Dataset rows
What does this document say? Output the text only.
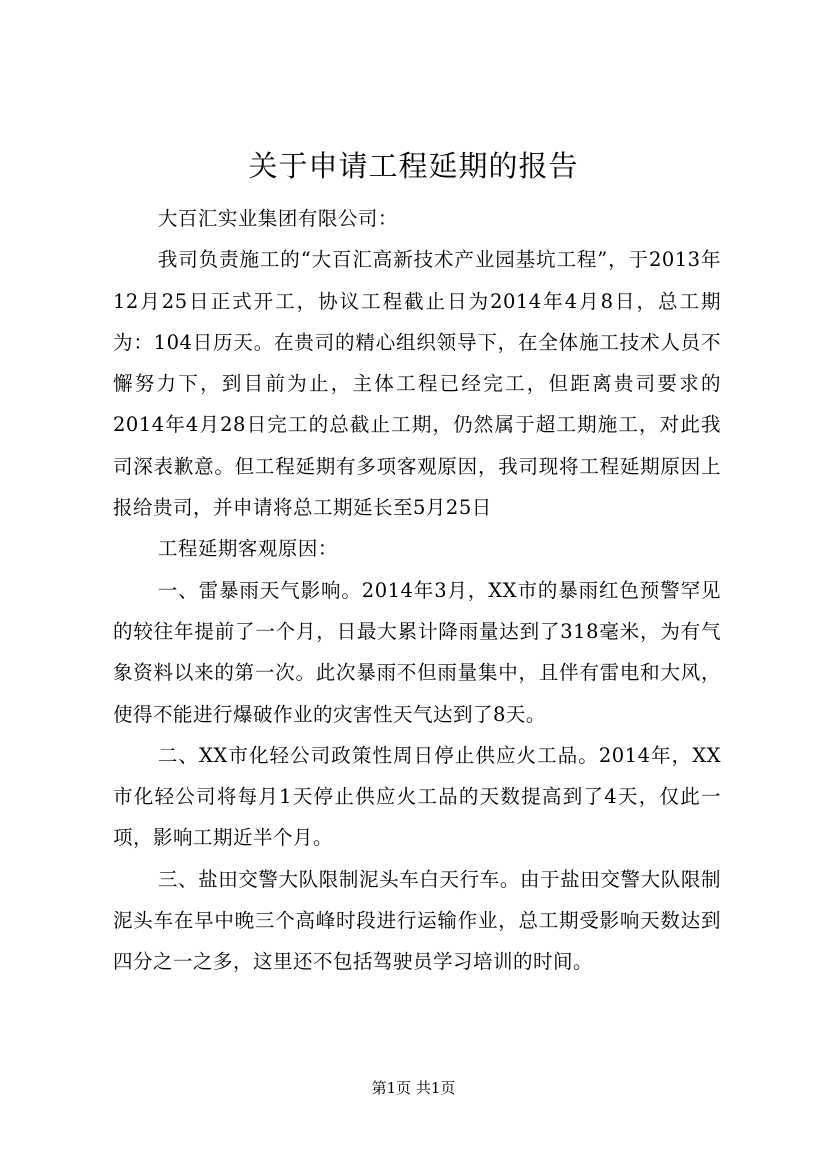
关于申请工程延期的报告

大百汇实业集团有限公司：

我司负责施工的“大百汇高新技术产业园基坑工程”，于2013年12月25日正式开工，协议工程截止日为2014年4月8日，总工期为：104日历天。在贵司的精心组织领导下，在全体施工技术人员不懈努力下，到目前为止，主体工程已经完工，但距离贵司要求的2014年4月28日完工的总截止工期，仍然属于超工期施工，对此我司深表歉意。但工程延期有多项客观原因，我司现将工程延期原因上报给贵司，并申请将总工期延长至5月25日

工程延期客观原因：

一、雷暴雨天气影响。2014年3月，XX市的暴雨红色预警罕见的较往年提前了一个月，日最大累计降雨量达到了318毫米，为有气象资料以来的第一次。此次暴雨不但雨量集中，且伴有雷电和大风，使得不能进行爆破作业的灾害性天气达到了8天。

二、XX市化轻公司政策性周日停止供应火工品。2014年，XX市化轻公司将每月1天停止供应火工品的天数提高到了4天，仅此一项，影响工期近半个月。

三、盐田交警大队限制泥头车白天行车。由于盐田交警大队限制泥头车在早中晚三个高峰时段进行运输作业，总工期受影响天数达到四分之一之多，这里还不包括驾驶员学习培训的时间。

第1页 共1页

- [What the task asks]: Skip the pictures and print each record exactly as it stands.

- [Worked solution]:
What does this document say? Output the text only.
关于申请工程延期的报告

大百汇实业集团有限公司：

我司负责施工的“大百汇高新技术产业园基坑工程”，于2013年12月25日正式开工，协议工程截止日为2014年4月8日，总工期为：104日历天。在贵司的精心组织领导下，在全体施工技术人员不懈努力下，到目前为止，主体工程已经完工，但距离贵司要求的2014年4月28日完工的总截止工期，仍然属于超工期施工，对此我司深表歉意。但工程延期有多项客观原因，我司现将工程延期原因上报给贵司，并申请将总工期延长至5月25日

工程延期客观原因：

一、雷暴雨天气影响。2014年3月，XX市的暴雨红色预警罕见的较往年提前了一个月，日最大累计降雨量达到了318毫米，为有气象资料以来的第一次。此次暴雨不但雨量集中，且伴有雷电和大风，使得不能进行爆破作业的灾害性天气达到了8天。

二、XX市化轻公司政策性周日停止供应火工品。2014年，XX市化轻公司将每月1天停止供应火工品的天数提高到了4天，仅此一项，影响工期近半个月。

三、盐田交警大队限制泥头车白天行车。由于盐田交警大队限制泥头车在早中晚三个高峰时段进行运输作业，总工期受影响天数达到四分之一之多，这里还不包括驾驶员学习培训的时间。

第1页 共1页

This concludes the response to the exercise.